• WHAT IS EXPECTED: Show only lines that include "frequencies".
# START OF DATA ROWS
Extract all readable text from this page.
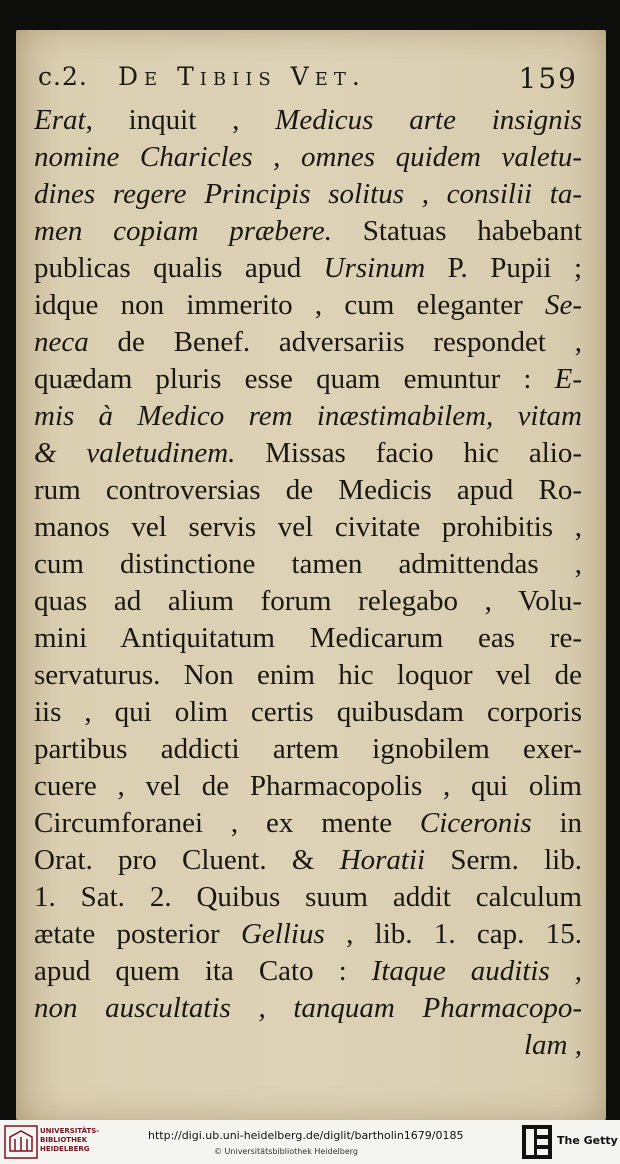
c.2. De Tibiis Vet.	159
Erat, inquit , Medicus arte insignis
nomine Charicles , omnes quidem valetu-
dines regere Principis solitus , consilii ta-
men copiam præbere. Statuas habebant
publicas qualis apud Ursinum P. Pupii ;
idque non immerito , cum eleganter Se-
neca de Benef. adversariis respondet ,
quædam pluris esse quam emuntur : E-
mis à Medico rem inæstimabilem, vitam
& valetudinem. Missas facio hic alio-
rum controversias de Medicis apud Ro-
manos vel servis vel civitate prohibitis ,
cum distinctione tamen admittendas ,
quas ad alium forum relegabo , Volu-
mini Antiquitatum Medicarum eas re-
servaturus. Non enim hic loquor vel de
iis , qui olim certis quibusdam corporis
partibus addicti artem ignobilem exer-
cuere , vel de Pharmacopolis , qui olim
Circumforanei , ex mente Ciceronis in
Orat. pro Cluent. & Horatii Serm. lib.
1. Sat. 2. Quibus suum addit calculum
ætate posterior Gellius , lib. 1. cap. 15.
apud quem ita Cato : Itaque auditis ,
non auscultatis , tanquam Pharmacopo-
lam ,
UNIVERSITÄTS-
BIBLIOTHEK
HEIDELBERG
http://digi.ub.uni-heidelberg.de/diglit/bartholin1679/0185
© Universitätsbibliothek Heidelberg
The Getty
# END OF DATA ROWS
# START OF DATA ROWS
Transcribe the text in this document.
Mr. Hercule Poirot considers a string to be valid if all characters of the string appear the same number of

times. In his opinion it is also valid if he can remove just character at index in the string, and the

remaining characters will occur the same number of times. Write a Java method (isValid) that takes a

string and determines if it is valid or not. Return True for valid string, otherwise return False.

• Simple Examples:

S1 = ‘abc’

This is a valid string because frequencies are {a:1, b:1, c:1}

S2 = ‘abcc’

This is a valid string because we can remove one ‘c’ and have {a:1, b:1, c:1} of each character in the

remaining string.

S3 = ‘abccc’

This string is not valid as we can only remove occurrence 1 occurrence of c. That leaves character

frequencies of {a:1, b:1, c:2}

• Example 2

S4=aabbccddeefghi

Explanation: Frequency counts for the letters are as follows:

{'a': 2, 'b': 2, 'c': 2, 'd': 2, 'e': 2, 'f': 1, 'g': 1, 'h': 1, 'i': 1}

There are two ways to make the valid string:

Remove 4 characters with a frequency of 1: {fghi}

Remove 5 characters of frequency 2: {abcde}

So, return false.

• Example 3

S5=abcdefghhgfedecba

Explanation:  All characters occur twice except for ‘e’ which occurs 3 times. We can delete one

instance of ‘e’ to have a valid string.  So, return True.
# END OF DATA ROWS
• FULL RESPONSE:
This is a valid string because frequencies are {a:1, b:1, c:1}
frequencies of {a:1, b:1, c:2}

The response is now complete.